**Document section**
Exhibit 7. Low Price Hurts Cash From Higher Output
Source: EIA, PPHB
From a big picture point of view, one can see how low gas prices have negatively impacted the revenue from existing production even though production is growing and continues to grow. With less opportunity to bolster cash flow from hedging and joint venture cash, a likely decline in gas drilling appears on the horizon as the ability to tap Wall Street markets for additional capital also has become limited. Oil and gas capital spending surveys for next year will be announced soon and we will begin to gain an understanding of the willingness of producers to continue on their high-octane drilling pace. For a thirsty stranger in today’s natural gas desert, we sure hope what we see on the horizon is not a mirage.
While perusing the Energy Information Administration’s (EIA) web site last week we came across an interesting story about wind power. As we all know, wind and other renewable energy sources have been the focus of the Obama administration energy strategy, so the EIA has been increasingly engaged in preparing articles and research demonstrating the positive aspects of the green energy agenda and how the nation will derive economic benefits from their increased use.

Layout region records

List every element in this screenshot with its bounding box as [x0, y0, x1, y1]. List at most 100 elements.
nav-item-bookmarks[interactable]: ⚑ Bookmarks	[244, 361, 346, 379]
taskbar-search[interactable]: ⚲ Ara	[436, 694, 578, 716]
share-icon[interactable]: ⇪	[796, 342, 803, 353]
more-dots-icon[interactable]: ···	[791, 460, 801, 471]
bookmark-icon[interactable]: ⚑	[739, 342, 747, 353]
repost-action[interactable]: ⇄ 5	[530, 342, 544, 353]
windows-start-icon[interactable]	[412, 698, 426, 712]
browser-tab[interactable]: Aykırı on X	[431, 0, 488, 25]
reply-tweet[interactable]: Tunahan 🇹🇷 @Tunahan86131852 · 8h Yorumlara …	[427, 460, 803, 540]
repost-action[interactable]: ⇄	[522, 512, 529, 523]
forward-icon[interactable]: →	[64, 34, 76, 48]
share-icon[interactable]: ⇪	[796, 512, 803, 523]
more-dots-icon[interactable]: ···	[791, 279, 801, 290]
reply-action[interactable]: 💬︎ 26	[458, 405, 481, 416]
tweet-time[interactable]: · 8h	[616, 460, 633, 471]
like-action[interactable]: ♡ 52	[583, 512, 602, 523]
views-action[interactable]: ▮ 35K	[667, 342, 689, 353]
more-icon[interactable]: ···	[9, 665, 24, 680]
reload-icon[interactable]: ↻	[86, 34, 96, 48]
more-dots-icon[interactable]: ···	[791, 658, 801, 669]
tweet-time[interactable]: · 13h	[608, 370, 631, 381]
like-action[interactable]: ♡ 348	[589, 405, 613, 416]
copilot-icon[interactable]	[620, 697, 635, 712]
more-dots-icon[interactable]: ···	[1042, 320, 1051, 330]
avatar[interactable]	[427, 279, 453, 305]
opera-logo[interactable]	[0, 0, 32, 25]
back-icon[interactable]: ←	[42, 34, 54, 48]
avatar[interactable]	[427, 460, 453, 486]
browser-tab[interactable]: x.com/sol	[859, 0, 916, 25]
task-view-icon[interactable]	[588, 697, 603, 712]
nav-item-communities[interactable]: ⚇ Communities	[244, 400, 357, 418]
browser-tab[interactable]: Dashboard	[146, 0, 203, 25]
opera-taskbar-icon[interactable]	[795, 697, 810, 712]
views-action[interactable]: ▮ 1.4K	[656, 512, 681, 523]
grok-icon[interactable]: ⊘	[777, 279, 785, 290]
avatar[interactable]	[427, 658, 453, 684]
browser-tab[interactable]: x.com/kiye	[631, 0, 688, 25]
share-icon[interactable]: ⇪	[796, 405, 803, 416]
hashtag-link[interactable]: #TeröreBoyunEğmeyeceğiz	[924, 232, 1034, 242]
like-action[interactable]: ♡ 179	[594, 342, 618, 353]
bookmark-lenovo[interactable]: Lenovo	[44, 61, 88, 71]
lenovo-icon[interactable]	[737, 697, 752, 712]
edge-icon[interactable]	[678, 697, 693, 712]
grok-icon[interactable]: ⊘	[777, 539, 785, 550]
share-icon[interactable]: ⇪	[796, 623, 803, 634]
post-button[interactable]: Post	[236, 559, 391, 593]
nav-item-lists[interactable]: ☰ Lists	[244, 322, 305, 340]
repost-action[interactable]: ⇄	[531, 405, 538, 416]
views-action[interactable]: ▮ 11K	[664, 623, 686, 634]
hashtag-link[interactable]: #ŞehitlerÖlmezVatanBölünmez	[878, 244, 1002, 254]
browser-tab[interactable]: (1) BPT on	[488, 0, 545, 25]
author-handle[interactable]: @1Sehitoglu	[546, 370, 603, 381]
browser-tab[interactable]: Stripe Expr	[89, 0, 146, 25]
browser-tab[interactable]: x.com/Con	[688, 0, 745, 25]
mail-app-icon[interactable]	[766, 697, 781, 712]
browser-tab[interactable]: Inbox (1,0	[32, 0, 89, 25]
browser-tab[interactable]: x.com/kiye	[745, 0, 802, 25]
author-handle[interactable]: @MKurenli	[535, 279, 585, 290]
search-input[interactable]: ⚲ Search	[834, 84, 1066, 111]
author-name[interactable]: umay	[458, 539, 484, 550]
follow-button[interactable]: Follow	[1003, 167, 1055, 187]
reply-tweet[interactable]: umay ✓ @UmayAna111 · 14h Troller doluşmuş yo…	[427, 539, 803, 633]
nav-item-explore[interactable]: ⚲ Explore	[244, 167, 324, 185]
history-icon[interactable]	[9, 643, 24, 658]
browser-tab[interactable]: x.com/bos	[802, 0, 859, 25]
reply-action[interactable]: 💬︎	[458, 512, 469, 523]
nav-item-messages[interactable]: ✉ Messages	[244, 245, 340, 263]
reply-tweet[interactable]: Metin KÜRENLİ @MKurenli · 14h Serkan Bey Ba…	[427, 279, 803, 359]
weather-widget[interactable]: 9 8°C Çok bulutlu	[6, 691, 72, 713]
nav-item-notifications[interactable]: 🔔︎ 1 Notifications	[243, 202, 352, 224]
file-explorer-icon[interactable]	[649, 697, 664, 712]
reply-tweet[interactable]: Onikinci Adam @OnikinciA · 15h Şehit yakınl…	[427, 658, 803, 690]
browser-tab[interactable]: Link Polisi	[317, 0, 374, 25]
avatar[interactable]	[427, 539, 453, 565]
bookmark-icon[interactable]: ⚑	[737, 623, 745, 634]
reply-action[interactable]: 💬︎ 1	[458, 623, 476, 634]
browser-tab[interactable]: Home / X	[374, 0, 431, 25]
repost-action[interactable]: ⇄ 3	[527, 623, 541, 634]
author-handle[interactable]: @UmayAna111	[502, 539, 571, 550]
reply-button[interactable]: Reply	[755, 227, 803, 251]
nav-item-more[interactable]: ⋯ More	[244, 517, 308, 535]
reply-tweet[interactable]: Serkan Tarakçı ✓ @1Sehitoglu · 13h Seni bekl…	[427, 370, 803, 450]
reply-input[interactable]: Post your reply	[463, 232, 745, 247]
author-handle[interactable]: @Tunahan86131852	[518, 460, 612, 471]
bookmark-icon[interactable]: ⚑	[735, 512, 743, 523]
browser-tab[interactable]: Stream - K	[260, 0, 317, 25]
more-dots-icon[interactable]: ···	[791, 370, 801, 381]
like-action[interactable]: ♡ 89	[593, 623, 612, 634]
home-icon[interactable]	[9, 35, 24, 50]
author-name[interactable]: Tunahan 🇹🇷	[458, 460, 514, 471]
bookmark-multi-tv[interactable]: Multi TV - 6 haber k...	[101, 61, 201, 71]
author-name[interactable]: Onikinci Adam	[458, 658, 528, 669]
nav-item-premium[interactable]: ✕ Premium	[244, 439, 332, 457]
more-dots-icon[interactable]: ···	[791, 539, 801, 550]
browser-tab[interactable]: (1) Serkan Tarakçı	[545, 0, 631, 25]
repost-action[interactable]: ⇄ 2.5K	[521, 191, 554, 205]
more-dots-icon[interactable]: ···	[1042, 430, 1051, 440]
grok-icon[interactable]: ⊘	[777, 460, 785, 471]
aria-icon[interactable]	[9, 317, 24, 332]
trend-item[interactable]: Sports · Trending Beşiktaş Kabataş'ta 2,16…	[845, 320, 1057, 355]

**To do**
• A. In the passage on natural gas prices, repeat the text word for word, starting with "Exhibit 7. Low" and going on through "not a mirage.".
• B. Translate this sentence from the passage on natural gas prices into Spanish: "While perusing the Energy Information Administration’s (EIA) web site last week we came across an interesting story about wind power."

**Responses to the exercise**
• A.
Exhibit 7. Low Price Hurts Cash From Higher Output
Source: EIA, PPHB
From a big picture point of view, one can see how low gas prices have negatively impacted the revenue from existing production even though production is growing and continues to grow. With less opportunity to bolster cash flow from hedging and joint venture cash, a likely decline in gas drilling appears on the horizon as the ability to tap Wall Street markets for additional capital also has become limited. Oil and gas capital spending surveys for next year will be announced soon and we will begin to gain an understanding of the willingness of producers to continue on their high-octane drilling pace. For a thirsty stranger in today’s natural gas desert, we sure hope what we see on the horizon is not a mirage.

• B. Mientras revisábamos el sitio web de la Administración de Información Energética (EIA) la semana pasada, encontramos una historia interesante sobre la energía eólica.